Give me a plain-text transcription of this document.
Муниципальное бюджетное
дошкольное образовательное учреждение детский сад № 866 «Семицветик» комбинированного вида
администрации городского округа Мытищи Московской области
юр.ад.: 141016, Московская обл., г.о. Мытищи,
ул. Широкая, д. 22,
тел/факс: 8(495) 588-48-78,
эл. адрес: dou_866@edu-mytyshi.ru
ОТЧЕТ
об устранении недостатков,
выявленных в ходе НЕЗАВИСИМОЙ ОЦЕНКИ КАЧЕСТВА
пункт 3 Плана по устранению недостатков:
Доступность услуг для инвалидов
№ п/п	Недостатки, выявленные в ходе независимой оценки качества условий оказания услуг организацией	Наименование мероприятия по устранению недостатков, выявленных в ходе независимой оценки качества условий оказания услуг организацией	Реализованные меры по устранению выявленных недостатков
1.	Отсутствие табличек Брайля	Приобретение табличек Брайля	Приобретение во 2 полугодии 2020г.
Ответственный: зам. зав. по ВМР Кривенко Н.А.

--------------------

Instruction =>
Each record above should be repeated exactly as it appears.

Answer =>
Give me a plain-text transcription of this document.
Муниципальное бюджетное
дошкольное образовательное учреждение детский сад № 866 «Семицветик» комбинированного вида
администрации городского округа Мытищи Московской области
юр.ад.: 141016, Московская обл., г.о. Мытищи,
ул. Широкая, д. 22,
тел/факс: 8(495) 588-48-78,
эл. адрес: dou_866@edu-mytyshi.ru
ОТЧЕТ
об устранении недостатков,
выявленных в ходе НЕЗАВИСИМОЙ ОЦЕНКИ КАЧЕСТВА
пункт 3 Плана по устранению недостатков:
Доступность услуг для инвалидов
№ п/п	Недостатки, выявленные в ходе независимой оценки качества условий оказания услуг организацией	Наименование мероприятия по устранению недостатков, выявленных в ходе независимой оценки качества условий оказания услуг организацией	Реализованные меры по устранению выявленных недостатков
1.	Отсутствие табличек Брайля	Приобретение табличек Брайля	Приобретение во 2 полугодии 2020г.
Ответственный: зам. зав. по ВМР Кривенко Н.А.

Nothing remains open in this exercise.